> _Materials provided_:
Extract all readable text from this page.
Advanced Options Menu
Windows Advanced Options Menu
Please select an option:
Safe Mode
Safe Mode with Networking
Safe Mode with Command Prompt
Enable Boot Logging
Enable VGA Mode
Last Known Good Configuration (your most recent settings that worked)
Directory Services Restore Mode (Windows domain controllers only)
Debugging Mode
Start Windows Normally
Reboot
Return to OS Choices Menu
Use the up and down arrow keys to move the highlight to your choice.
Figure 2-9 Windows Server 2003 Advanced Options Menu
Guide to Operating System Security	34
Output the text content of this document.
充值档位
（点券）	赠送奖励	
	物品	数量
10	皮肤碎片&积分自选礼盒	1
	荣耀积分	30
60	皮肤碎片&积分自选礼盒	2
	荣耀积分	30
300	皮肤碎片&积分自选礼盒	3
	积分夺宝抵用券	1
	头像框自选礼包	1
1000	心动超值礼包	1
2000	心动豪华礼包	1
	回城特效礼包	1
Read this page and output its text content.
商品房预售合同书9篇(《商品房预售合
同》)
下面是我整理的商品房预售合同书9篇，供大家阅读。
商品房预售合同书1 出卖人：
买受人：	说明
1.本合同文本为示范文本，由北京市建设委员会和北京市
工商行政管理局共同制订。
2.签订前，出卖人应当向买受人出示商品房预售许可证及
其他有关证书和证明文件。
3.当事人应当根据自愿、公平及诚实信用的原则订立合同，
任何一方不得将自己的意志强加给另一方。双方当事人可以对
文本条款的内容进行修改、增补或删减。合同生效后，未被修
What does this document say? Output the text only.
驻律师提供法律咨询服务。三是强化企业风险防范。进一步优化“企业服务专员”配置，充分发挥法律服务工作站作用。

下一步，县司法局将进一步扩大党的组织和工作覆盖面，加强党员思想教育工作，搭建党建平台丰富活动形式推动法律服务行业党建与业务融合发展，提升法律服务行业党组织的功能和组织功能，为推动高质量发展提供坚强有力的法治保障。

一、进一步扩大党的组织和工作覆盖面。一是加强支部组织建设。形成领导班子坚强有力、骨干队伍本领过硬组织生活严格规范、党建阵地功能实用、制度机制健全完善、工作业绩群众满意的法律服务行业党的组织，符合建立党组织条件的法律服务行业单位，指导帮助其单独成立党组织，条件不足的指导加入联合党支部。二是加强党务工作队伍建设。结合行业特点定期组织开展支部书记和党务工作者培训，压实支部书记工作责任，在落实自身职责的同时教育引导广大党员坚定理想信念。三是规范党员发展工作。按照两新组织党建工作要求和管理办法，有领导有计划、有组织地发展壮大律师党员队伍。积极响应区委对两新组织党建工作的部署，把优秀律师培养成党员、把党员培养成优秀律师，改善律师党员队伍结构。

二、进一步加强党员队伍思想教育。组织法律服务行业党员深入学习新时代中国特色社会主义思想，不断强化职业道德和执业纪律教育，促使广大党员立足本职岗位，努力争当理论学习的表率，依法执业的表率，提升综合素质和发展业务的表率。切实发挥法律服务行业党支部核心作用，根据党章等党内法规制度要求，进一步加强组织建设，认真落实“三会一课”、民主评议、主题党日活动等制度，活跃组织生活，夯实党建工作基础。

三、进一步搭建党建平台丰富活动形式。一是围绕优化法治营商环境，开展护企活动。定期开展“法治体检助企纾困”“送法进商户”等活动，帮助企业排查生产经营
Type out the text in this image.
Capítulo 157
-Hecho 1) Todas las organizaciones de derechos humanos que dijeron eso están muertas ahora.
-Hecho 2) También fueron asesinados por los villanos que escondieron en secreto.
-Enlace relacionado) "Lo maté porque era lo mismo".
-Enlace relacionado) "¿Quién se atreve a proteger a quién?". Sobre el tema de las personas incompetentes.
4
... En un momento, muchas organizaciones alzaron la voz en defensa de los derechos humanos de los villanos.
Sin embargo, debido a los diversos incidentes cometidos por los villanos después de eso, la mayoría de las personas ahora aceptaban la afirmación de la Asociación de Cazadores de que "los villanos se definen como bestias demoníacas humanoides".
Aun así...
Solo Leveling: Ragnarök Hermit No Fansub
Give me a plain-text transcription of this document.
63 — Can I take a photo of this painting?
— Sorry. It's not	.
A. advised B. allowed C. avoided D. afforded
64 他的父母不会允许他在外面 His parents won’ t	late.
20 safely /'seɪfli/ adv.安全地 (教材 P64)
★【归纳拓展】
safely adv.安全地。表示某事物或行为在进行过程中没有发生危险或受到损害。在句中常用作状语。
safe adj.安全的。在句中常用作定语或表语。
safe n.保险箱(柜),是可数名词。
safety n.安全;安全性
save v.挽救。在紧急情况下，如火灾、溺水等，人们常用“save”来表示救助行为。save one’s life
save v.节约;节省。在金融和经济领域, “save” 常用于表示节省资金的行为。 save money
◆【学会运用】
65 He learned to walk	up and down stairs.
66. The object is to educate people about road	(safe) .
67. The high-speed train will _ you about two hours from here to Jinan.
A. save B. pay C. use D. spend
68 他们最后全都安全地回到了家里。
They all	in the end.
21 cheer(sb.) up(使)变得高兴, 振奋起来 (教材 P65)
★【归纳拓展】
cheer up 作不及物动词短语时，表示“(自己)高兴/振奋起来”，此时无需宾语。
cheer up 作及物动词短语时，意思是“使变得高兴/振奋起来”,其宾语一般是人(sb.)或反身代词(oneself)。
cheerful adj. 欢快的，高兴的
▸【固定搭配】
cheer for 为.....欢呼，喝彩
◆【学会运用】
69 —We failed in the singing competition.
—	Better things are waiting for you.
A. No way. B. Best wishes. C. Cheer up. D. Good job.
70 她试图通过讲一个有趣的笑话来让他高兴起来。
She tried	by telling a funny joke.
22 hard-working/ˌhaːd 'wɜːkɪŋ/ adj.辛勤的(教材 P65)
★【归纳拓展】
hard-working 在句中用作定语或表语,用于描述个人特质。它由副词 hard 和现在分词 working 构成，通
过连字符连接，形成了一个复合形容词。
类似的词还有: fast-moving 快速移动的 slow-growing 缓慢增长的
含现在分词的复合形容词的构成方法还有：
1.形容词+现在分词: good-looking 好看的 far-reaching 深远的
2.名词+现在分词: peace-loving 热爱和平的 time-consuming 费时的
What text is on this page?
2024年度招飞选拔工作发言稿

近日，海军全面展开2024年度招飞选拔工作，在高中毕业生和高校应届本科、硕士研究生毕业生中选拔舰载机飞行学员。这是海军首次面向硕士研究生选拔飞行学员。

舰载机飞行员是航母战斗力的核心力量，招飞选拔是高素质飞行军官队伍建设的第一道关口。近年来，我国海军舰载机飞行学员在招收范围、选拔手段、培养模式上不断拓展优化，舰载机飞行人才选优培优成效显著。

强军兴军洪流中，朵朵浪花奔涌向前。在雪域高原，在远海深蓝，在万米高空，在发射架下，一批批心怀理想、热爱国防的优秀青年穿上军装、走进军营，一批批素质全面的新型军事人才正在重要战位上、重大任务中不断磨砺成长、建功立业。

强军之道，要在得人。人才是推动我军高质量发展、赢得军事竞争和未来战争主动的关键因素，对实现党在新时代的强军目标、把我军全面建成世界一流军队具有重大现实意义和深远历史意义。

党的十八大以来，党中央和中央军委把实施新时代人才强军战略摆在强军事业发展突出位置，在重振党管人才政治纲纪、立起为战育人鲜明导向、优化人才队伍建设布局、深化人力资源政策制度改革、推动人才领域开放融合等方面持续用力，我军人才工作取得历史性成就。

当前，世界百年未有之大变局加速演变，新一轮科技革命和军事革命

> _What to work on_:
The lines above should be duplicated exactly.

> _Full output_:
Extract all readable text from this page.
Advanced Options Menu
Windows Advanced Options Menu
Please select an option:
Safe Mode
Safe Mode with Networking
Safe Mode with Command Prompt
Enable Boot Logging
Enable VGA Mode
Last Known Good Configuration (your most recent settings that worked)
Directory Services Restore Mode (Windows domain controllers only)
Debugging Mode
Start Windows Normally
Reboot
Return to OS Choices Menu
Use the up and down arrow keys to move the highlight to your choice.
Figure 2-9 Windows Server 2003 Advanced Options Menu
Guide to Operating System Security	34
Output the text content of this document.
充值档位
（点券）	赠送奖励	
	物品	数量
10	皮肤碎片&积分自选礼盒	1
	荣耀积分	30
60	皮肤碎片&积分自选礼盒	2
	荣耀积分	30
300	皮肤碎片&积分自选礼盒	3
	积分夺宝抵用券	1
	头像框自选礼包	1
1000	心动超值礼包	1
2000	心动豪华礼包	1
	回城特效礼包	1
Read this page and output its text content.
商品房预售合同书9篇(《商品房预售合
同》)
下面是我整理的商品房预售合同书9篇，供大家阅读。
商品房预售合同书1 出卖人：
买受人：	说明
1.本合同文本为示范文本，由北京市建设委员会和北京市
工商行政管理局共同制订。
2.签订前，出卖人应当向买受人出示商品房预售许可证及
其他有关证书和证明文件。
3.当事人应当根据自愿、公平及诚实信用的原则订立合同，
任何一方不得将自己的意志强加给另一方。双方当事人可以对
文本条款的内容进行修改、增补或删减。合同生效后，未被修
What does this document say? Output the text only.
驻律师提供法律咨询服务。三是强化企业风险防范。进一步优化“企业服务专员”配置，充分发挥法律服务工作站作用。

下一步，县司法局将进一步扩大党的组织和工作覆盖面，加强党员思想教育工作，搭建党建平台丰富活动形式推动法律服务行业党建与业务融合发展，提升法律服务行业党组织的功能和组织功能，为推动高质量发展提供坚强有力的法治保障。

一、进一步扩大党的组织和工作覆盖面。一是加强支部组织建设。形成领导班子坚强有力、骨干队伍本领过硬组织生活严格规范、党建阵地功能实用、制度机制健全完善、工作业绩群众满意的法律服务行业党的组织，符合建立党组织条件的法律服务行业单位，指导帮助其单独成立党组织，条件不足的指导加入联合党支部。二是加强党务工作队伍建设。结合行业特点定期组织开展支部书记和党务工作者培训，压实支部书记工作责任，在落实自身职责的同时教育引导广大党员坚定理想信念。三是规范党员发展工作。按照两新组织党建工作要求和管理办法，有领导有计划、有组织地发展壮大律师党员队伍。积极响应区委对两新组织党建工作的部署，把优秀律师培养成党员、把党员培养成优秀律师，改善律师党员队伍结构。

二、进一步加强党员队伍思想教育。组织法律服务行业党员深入学习新时代中国特色社会主义思想，不断强化职业道德和执业纪律教育，促使广大党员立足本职岗位，努力争当理论学习的表率，依法执业的表率，提升综合素质和发展业务的表率。切实发挥法律服务行业党支部核心作用，根据党章等党内法规制度要求，进一步加强组织建设，认真落实“三会一课”、民主评议、主题党日活动等制度，活跃组织生活，夯实党建工作基础。

三、进一步搭建党建平台丰富活动形式。一是围绕优化法治营商环境，开展护企活动。定期开展“法治体检助企纾困”“送法进商户”等活动，帮助企业排查生产经营
Type out the text in this image.
Capítulo 157
-Hecho 1) Todas las organizaciones de derechos humanos que dijeron eso están muertas ahora.
-Hecho 2) También fueron asesinados por los villanos que escondieron en secreto.
-Enlace relacionado) "Lo maté porque era lo mismo".
-Enlace relacionado) "¿Quién se atreve a proteger a quién?". Sobre el tema de las personas incompetentes.
4
... En un momento, muchas organizaciones alzaron la voz en defensa de los derechos humanos de los villanos.
Sin embargo, debido a los diversos incidentes cometidos por los villanos después de eso, la mayoría de las personas ahora aceptaban la afirmación de la Asociación de Cazadores de que "los villanos se definen como bestias demoníacas humanoides".
Aun así...
Solo Leveling: Ragnarök Hermit No Fansub
Give me a plain-text transcription of this document.
63 — Can I take a photo of this painting?
— Sorry. It's not	.
A. advised B. allowed C. avoided D. afforded
64 他的父母不会允许他在外面 His parents won’ t	late.
20 safely /'seɪfli/ adv.安全地 (教材 P64)
★【归纳拓展】
safely adv.安全地。表示某事物或行为在进行过程中没有发生危险或受到损害。在句中常用作状语。
safe adj.安全的。在句中常用作定语或表语。
safe n.保险箱(柜),是可数名词。
safety n.安全;安全性
save v.挽救。在紧急情况下，如火灾、溺水等，人们常用“save”来表示救助行为。save one’s life
save v.节约;节省。在金融和经济领域, “save” 常用于表示节省资金的行为。 save money
◆【学会运用】
65 He learned to walk	up and down stairs.
66. The object is to educate people about road	(safe) .
67. The high-speed train will _ you about two hours from here to Jinan.
A. save B. pay C. use D. spend
68 他们最后全都安全地回到了家里。
They all	in the end.
21 cheer(sb.) up(使)变得高兴, 振奋起来 (教材 P65)
★【归纳拓展】
cheer up 作不及物动词短语时，表示“(自己)高兴/振奋起来”，此时无需宾语。
cheer up 作及物动词短语时，意思是“使变得高兴/振奋起来”,其宾语一般是人(sb.)或反身代词(oneself)。
cheerful adj. 欢快的，高兴的
▸【固定搭配】
cheer for 为.....欢呼，喝彩
◆【学会运用】
69 —We failed in the singing competition.
—	Better things are waiting for you.
A. No way. B. Best wishes. C. Cheer up. D. Good job.
70 她试图通过讲一个有趣的笑话来让他高兴起来。
She tried	by telling a funny joke.
22 hard-working/ˌhaːd 'wɜːkɪŋ/ adj.辛勤的(教材 P65)
★【归纳拓展】
hard-working 在句中用作定语或表语,用于描述个人特质。它由副词 hard 和现在分词 working 构成，通
过连字符连接，形成了一个复合形容词。
类似的词还有: fast-moving 快速移动的 slow-growing 缓慢增长的
含现在分词的复合形容词的构成方法还有：
1.形容词+现在分词: good-looking 好看的 far-reaching 深远的
2.名词+现在分词: peace-loving 热爱和平的 time-consuming 费时的
What text is on this page?
2024年度招飞选拔工作发言稿

近日，海军全面展开2024年度招飞选拔工作，在高中毕业生和高校应届本科、硕士研究生毕业生中选拔舰载机飞行学员。这是海军首次面向硕士研究生选拔飞行学员。

舰载机飞行员是航母战斗力的核心力量，招飞选拔是高素质飞行军官队伍建设的第一道关口。近年来，我国海军舰载机飞行学员在招收范围、选拔手段、培养模式上不断拓展优化，舰载机飞行人才选优培优成效显著。

强军兴军洪流中，朵朵浪花奔涌向前。在雪域高原，在远海深蓝，在万米高空，在发射架下，一批批心怀理想、热爱国防的优秀青年穿上军装、走进军营，一批批素质全面的新型军事人才正在重要战位上、重大任务中不断磨砺成长、建功立业。

强军之道，要在得人。人才是推动我军高质量发展、赢得军事竞争和未来战争主动的关键因素，对实现党在新时代的强军目标、把我军全面建成世界一流军队具有重大现实意义和深远历史意义。

党的十八大以来，党中央和中央军委把实施新时代人才强军战略摆在强军事业发展突出位置，在重振党管人才政治纲纪、立起为战育人鲜明导向、优化人才队伍建设布局、深化人力资源政策制度改革、推动人才领域开放融合等方面持续用力，我军人才工作取得历史性成就。

当前，世界百年未有之大变局加速演变，新一轮科技革命和军事革命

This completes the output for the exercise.